Set task: Copy each line holding the string "NaOH".

>> begin Extracted information

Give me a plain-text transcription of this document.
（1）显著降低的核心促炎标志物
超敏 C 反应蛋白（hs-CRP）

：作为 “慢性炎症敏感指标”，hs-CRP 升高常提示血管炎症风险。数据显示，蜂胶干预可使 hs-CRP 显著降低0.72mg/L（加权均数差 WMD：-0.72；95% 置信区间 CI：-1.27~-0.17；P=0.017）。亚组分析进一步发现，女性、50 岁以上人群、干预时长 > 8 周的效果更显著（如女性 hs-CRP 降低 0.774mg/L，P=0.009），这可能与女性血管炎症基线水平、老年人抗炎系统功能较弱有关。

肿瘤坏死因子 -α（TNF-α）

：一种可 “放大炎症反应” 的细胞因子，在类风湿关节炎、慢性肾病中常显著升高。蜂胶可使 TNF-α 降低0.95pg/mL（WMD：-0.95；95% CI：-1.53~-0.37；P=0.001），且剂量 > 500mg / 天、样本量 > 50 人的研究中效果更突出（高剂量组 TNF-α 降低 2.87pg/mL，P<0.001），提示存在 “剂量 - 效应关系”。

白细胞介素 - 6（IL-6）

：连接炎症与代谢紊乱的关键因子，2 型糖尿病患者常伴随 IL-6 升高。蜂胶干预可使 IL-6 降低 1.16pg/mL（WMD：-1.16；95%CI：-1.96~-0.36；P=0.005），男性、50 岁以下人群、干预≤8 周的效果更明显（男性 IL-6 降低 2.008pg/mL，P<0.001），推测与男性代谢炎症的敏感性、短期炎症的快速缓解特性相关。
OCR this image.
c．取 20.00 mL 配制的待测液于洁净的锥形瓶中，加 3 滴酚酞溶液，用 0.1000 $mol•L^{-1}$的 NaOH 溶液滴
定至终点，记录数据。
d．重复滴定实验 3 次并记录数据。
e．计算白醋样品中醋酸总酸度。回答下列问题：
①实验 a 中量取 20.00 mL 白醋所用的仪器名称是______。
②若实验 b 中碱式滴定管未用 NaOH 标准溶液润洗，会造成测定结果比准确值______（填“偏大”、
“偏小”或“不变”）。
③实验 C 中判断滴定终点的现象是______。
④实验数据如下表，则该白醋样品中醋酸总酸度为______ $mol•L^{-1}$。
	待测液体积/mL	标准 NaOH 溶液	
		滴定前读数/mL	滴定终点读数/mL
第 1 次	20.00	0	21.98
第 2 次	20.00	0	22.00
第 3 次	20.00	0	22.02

>> end Extracted information

Task result:
c．取 20.00 mL 配制的待测液于洁净的锥形瓶中，加 3 滴酚酞溶液，用 0.1000 $mol•L^{-1}$的 NaOH 溶液滴
②若实验 b 中碱式滴定管未用 NaOH 标准溶液润洗，会造成测定结果比准确值______（填“偏大”、
	待测液体积/mL	标准 NaOH 溶液	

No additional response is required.